Task goal: Repeat the listing exactly as given, omitting every image.

Provided records:

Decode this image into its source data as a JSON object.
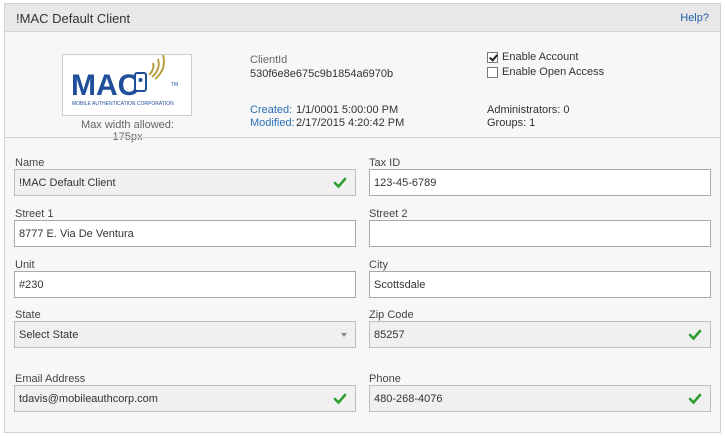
{
  "header": {
    "title": "!MAC Default Client",
    "help_link": "Help?"
  },
  "logo": {
    "letters": "MAC",
    "subtitle": "MOBILE AUTHENTICATION CORPORATION",
    "trademark": "TM",
    "max_width_note": "Max width allowed: 175px"
  },
  "client": {
    "id_label": "ClientId",
    "id_value": "530f6e8e675c9b1854a6970b",
    "created_label": "Created:",
    "created_value": "1/1/0001 5:00:00 PM",
    "modified_label": "Modified:",
    "modified_value": "2/17/2015 4:20:42 PM"
  },
  "options": {
    "enable_account": {
      "label": "Enable Account",
      "checked": true
    },
    "enable_open_access": {
      "label": "Enable Open Access",
      "checked": false
    }
  },
  "counts": {
    "administrators": "Administrators: 0",
    "groups": "Groups: 1"
  },
  "form": {
    "name": {
      "label": "Name",
      "value": "!MAC Default Client",
      "valid": true
    },
    "tax_id": {
      "label": "Tax ID",
      "value": "123-45-6789"
    },
    "street1": {
      "label": "Street 1",
      "value": "8777 E. Via De Ventura"
    },
    "street2": {
      "label": "Street 2",
      "value": ""
    },
    "unit": {
      "label": "Unit",
      "value": "#230"
    },
    "city": {
      "label": "City",
      "value": "Scottsdale"
    },
    "state": {
      "label": "State",
      "value": "Select State"
    },
    "zip": {
      "label": "Zip Code",
      "value": "85257",
      "valid": true
    },
    "email": {
      "label": "Email Address",
      "value": "tdavis@mobileauthcorp.com",
      "valid": true
    },
    "phone": {
      "label": "Phone",
      "value": "480-268-4076",
      "valid": true
    }
  },
  "colors": {
    "link_blue": "#2a6fb5",
    "valid_green": "#2e9e2e",
    "logo_blue": "#1f4e9b",
    "logo_gold": "#b8a040"
  }
}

Correct output:
Decode this image into its source data as a JSON object.
{
  "header": {
    "title": "!MAC Default Client",
    "help_link": "Help?"
  },
  "logo": {
    "letters": "MAC",
    "subtitle": "MOBILE AUTHENTICATION CORPORATION",
    "trademark": "TM",
    "max_width_note": "Max width allowed: 175px"
  },
  "client": {
    "id_label": "ClientId",
    "id_value": "530f6e8e675c9b1854a6970b",
    "created_label": "Created:",
    "created_value": "1/1/0001 5:00:00 PM",
    "modified_label": "Modified:",
    "modified_value": "2/17/2015 4:20:42 PM"
  },
  "options": {
    "enable_account": {
      "label": "Enable Account",
      "checked": true
    },
    "enable_open_access": {
      "label": "Enable Open Access",
      "checked": false
    }
  },
  "counts": {
    "administrators": "Administrators: 0",
    "groups": "Groups: 1"
  },
  "form": {
    "name": {
      "label": "Name",
      "value": "!MAC Default Client",
      "valid": true
    },
    "tax_id": {
      "label": "Tax ID",
      "value": "123-45-6789"
    },
    "street1": {
      "label": "Street 1",
      "value": "8777 E. Via De Ventura"
    },
    "street2": {
      "label": "Street 2",
      "value": ""
    },
    "unit": {
      "label": "Unit",
      "value": "#230"
    },
    "city": {
      "label": "City",
      "value": "Scottsdale"
    },
    "state": {
      "label": "State",
      "value": "Select State"
    },
    "zip": {
      "label": "Zip Code",
      "value": "85257",
      "valid": true
    },
    "email": {
      "label": "Email Address",
      "value": "tdavis@mobileauthcorp.com",
      "valid": true
    },
    "phone": {
      "label": "Phone",
      "value": "480-268-4076",
      "valid": true
    }
  },
  "colors": {
    "link_blue": "#2a6fb5",
    "valid_green": "#2e9e2e",
    "logo_blue": "#1f4e9b",
    "logo_gold": "#b8a040"
  }
}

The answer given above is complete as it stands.